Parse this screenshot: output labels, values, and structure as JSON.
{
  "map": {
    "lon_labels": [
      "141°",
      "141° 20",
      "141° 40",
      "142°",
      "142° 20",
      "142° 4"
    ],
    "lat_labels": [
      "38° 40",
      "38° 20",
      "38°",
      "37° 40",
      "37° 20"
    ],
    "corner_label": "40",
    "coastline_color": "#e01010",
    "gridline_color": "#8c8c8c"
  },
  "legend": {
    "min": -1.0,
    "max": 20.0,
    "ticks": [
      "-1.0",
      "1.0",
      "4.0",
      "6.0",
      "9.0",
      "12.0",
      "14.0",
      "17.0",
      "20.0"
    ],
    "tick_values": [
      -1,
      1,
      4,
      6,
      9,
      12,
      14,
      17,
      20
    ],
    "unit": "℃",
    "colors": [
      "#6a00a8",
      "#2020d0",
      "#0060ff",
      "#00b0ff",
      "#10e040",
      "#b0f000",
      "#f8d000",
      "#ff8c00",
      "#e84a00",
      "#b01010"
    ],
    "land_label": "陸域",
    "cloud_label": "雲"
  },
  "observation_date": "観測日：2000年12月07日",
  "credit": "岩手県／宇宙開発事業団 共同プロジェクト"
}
-----
Make a verbatim copy of every entry shown above.

Parse this screenshot: output labels, values, and structure as JSON.
{
  "map": {
    "lon_labels": [
      "141°",
      "141° 20",
      "141° 40",
      "142°",
      "142° 20",
      "142° 4"
    ],
    "lat_labels": [
      "38° 40",
      "38° 20",
      "38°",
      "37° 40",
      "37° 20"
    ],
    "corner_label": "40",
    "coastline_color": "#e01010",
    "gridline_color": "#8c8c8c"
  },
  "legend": {
    "min": -1.0,
    "max": 20.0,
    "ticks": [
      "-1.0",
      "1.0",
      "4.0",
      "6.0",
      "9.0",
      "12.0",
      "14.0",
      "17.0",
      "20.0"
    ],
    "tick_values": [
      -1,
      1,
      4,
      6,
      9,
      12,
      14,
      17,
      20
    ],
    "unit": "℃",
    "colors": [
      "#6a00a8",
      "#2020d0",
      "#0060ff",
      "#00b0ff",
      "#10e040",
      "#b0f000",
      "#f8d000",
      "#ff8c00",
      "#e84a00",
      "#b01010"
    ],
    "land_label": "陸域",
    "cloud_label": "雲"
  },
  "observation_date": "観測日：2000年12月07日",
  "credit": "岩手県／宇宙開発事業団 共同プロジェクト"
}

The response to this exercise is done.